* **To be done**
In the material below, count the lines with the word "无锡市锡山区安镇街道社区卫生服务中心" and state that number only.

* **Data for this task**
******************************

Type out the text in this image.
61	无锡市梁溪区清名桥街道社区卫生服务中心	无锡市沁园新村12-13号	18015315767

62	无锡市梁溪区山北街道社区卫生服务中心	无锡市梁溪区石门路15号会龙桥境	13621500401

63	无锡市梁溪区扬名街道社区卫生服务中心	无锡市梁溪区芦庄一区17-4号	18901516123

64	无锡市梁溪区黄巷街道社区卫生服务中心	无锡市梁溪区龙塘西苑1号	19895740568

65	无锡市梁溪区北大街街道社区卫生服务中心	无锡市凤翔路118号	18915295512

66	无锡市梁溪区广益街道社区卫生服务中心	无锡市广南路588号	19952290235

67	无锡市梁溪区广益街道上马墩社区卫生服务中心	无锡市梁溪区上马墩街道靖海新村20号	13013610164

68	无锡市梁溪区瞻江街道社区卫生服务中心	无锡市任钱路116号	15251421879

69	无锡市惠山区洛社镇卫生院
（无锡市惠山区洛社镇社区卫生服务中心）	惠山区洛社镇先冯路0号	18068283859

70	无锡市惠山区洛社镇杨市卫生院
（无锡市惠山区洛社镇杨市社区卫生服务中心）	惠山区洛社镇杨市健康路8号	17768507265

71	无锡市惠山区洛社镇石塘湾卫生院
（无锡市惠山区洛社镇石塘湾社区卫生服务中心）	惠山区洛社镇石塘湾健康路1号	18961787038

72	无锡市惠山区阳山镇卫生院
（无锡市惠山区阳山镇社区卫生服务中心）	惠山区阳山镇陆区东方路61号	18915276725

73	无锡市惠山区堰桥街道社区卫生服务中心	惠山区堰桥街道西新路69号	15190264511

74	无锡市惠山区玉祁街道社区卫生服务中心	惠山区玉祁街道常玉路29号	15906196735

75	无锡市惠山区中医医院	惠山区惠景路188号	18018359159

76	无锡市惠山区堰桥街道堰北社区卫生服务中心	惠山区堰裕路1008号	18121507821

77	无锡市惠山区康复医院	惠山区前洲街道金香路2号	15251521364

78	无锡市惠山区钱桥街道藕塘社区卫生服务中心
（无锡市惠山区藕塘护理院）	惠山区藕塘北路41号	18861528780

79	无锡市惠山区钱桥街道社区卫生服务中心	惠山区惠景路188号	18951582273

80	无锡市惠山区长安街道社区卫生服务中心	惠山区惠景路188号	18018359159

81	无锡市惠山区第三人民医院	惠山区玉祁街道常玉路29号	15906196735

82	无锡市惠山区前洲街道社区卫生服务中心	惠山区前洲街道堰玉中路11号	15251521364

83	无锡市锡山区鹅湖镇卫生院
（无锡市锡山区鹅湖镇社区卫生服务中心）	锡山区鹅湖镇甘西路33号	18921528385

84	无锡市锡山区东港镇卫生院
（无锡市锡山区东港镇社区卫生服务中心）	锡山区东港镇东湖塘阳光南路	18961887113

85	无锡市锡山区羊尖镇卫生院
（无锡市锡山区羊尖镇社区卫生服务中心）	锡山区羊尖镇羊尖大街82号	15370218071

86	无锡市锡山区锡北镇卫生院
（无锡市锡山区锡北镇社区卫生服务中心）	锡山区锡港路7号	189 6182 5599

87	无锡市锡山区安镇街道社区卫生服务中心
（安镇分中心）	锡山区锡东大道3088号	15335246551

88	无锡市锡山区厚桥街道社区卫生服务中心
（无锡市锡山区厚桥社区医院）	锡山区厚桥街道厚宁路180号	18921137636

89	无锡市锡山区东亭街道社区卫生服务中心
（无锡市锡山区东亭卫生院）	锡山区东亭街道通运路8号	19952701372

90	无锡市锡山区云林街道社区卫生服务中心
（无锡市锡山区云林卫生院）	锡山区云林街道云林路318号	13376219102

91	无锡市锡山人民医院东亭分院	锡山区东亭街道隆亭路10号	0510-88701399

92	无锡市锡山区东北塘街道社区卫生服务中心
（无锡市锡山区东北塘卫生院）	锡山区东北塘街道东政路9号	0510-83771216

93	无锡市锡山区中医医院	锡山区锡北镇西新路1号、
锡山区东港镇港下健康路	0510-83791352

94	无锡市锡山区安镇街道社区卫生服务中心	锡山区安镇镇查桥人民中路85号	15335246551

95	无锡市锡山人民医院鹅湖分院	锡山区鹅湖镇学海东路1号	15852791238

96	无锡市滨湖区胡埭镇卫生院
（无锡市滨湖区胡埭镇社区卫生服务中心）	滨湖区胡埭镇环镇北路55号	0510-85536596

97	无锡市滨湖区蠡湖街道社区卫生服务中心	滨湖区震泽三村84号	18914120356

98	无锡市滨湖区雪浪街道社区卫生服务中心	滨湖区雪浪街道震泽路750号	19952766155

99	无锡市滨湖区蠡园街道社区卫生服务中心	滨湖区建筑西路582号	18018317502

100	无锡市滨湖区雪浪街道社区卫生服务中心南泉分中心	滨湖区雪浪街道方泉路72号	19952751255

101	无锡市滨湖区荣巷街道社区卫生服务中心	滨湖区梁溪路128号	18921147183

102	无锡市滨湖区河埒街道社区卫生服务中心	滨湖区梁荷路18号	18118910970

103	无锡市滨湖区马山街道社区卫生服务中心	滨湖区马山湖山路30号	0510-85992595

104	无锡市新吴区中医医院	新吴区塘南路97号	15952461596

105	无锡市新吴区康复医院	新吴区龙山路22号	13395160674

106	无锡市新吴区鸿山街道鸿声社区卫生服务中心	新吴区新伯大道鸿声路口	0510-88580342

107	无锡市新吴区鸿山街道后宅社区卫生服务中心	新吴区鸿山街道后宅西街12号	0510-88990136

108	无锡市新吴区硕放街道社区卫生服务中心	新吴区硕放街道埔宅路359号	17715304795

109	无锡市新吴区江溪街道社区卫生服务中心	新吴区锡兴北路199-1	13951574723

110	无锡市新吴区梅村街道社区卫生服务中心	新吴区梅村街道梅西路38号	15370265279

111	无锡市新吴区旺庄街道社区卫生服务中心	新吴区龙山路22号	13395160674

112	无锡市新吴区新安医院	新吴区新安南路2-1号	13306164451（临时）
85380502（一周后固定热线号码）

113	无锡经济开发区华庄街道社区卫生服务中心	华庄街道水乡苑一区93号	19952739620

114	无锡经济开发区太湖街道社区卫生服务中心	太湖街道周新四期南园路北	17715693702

******************************

* **Result of this exercise**
2